*** Available data ***
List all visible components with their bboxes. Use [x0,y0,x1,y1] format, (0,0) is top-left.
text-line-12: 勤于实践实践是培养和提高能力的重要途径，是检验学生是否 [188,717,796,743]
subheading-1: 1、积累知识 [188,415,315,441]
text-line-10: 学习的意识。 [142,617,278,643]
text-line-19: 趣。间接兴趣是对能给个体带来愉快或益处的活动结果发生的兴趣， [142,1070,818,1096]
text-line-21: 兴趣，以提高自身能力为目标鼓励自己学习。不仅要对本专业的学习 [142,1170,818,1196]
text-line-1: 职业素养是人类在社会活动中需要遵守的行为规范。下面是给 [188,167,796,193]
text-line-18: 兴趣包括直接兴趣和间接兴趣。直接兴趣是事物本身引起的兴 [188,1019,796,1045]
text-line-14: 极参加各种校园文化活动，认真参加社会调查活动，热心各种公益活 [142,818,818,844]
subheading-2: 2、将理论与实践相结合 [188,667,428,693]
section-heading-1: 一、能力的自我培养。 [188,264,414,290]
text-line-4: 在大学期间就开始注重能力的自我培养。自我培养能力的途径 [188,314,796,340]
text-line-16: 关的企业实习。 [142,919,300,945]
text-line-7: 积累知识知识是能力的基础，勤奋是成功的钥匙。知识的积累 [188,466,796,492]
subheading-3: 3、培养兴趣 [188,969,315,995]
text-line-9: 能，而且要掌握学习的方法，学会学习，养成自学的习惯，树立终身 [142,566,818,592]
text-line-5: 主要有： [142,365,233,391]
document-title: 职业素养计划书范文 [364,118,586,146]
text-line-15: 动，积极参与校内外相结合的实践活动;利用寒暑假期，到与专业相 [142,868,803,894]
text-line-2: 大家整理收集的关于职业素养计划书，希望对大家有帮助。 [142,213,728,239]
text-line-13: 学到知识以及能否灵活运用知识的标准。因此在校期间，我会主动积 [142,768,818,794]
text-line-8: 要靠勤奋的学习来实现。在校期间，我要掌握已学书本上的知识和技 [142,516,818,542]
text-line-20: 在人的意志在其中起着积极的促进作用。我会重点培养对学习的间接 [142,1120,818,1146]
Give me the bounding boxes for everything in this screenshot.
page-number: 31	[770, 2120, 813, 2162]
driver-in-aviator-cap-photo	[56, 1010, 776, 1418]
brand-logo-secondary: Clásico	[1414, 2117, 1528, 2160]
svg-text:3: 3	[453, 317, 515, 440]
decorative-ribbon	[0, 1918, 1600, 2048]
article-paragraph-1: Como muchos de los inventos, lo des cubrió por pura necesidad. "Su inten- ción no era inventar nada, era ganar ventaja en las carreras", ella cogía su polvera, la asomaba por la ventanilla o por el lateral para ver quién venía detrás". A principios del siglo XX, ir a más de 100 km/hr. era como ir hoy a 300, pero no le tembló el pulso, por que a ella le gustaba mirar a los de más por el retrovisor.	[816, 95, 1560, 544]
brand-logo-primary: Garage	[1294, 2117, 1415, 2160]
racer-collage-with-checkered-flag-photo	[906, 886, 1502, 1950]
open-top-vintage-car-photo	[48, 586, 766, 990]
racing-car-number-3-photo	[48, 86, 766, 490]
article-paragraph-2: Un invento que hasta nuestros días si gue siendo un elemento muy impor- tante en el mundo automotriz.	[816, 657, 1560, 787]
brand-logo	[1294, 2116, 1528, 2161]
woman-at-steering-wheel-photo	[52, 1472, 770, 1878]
***
Render each line of the material above as a numbered list, leaving out any blank lines.

1. List all visible components with their bboxes. Use [x0,y0,x1,y1] format, (0,0) is top-left.
2. text-line-12: 勤于实践实践是培养和提高能力的重要途径，是检验学生是否 [188,717,796,743]
3. subheading-1: 1、积累知识 [188,415,315,441]
4. text-line-10: 学习的意识。 [142,617,278,643]
5. text-line-19: 趣。间接兴趣是对能给个体带来愉快或益处的活动结果发生的兴趣， [142,1070,818,1096]
6. text-line-21: 兴趣，以提高自身能力为目标鼓励自己学习。不仅要对本专业的学习 [142,1170,818,1196]
7. text-line-1: 职业素养是人类在社会活动中需要遵守的行为规范。下面是给 [188,167,796,193]
8. text-line-18: 兴趣包括直接兴趣和间接兴趣。直接兴趣是事物本身引起的兴 [188,1019,796,1045]
9. text-line-14: 极参加各种校园文化活动，认真参加社会调查活动，热心各种公益活 [142,818,818,844]
10. subheading-2: 2、将理论与实践相结合 [188,667,428,693]
11. section-heading-1: 一、能力的自我培养。 [188,264,414,290]
12. text-line-4: 在大学期间就开始注重能力的自我培养。自我培养能力的途径 [188,314,796,340]
13. text-line-16: 关的企业实习。 [142,919,300,945]
14. text-line-7: 积累知识知识是能力的基础，勤奋是成功的钥匙。知识的积累 [188,466,796,492]
15. subheading-3: 3、培养兴趣 [188,969,315,995]
16. text-line-9: 能，而且要掌握学习的方法，学会学习，养成自学的习惯，树立终身 [142,566,818,592]
17. text-line-5: 主要有： [142,365,233,391]
18. document-title: 职业素养计划书范文 [364,118,586,146]
19. text-line-15: 动，积极参与校内外相结合的实践活动;利用寒暑假期，到与专业相 [142,868,803,894]
20. text-line-2: 大家整理收集的关于职业素养计划书，希望对大家有帮助。 [142,213,728,239]
21. text-line-13: 学到知识以及能否灵活运用知识的标准。因此在校期间，我会主动积 [142,768,818,794]
22. text-line-8: 要靠勤奋的学习来实现。在校期间，我要掌握已学书本上的知识和技 [142,516,818,542]
23. text-line-20: 在人的意志在其中起着积极的促进作用。我会重点培养对学习的间接 [142,1120,818,1146]
24. Give me the bounding boxes for everything in this screenshot.
25. page-number: 31	[770, 2120, 813, 2162]
26. driver-in-aviator-cap-photo	[56, 1010, 776, 1418]
27. brand-logo-secondary: Clásico	[1414, 2117, 1528, 2160]
28. svg-text:3: 3	[453, 317, 515, 440]
29. decorative-ribbon	[0, 1918, 1600, 2048]
30. article-paragraph-1: Como muchos de los inventos, lo des cubrió por pura necesidad. "Su inten- ción no era inventar nada, era ganar ventaja en las carreras", ella cogía su polvera, la asomaba por la ventanilla o por el lateral para ver quién venía detrás". A principios del siglo XX, ir a más de 100 km/hr. era como ir hoy a 300, pero no le tembló el pulso, por que a ella le gustaba mirar a los de más por el retrovisor.	[816, 95, 1560, 544]
31. brand-logo-primary: Garage	[1294, 2117, 1415, 2160]
32. racer-collage-with-checkered-flag-photo	[906, 886, 1502, 1950]
33. open-top-vintage-car-photo	[48, 586, 766, 990]
34. racing-car-number-3-photo	[48, 86, 766, 490]
35. article-paragraph-2: Un invento que hasta nuestros días si gue siendo un elemento muy impor- tante en el mundo automotriz.	[816, 657, 1560, 787]
36. brand-logo	[1294, 2116, 1528, 2161]
37. woman-at-steering-wheel-photo	[52, 1472, 770, 1878]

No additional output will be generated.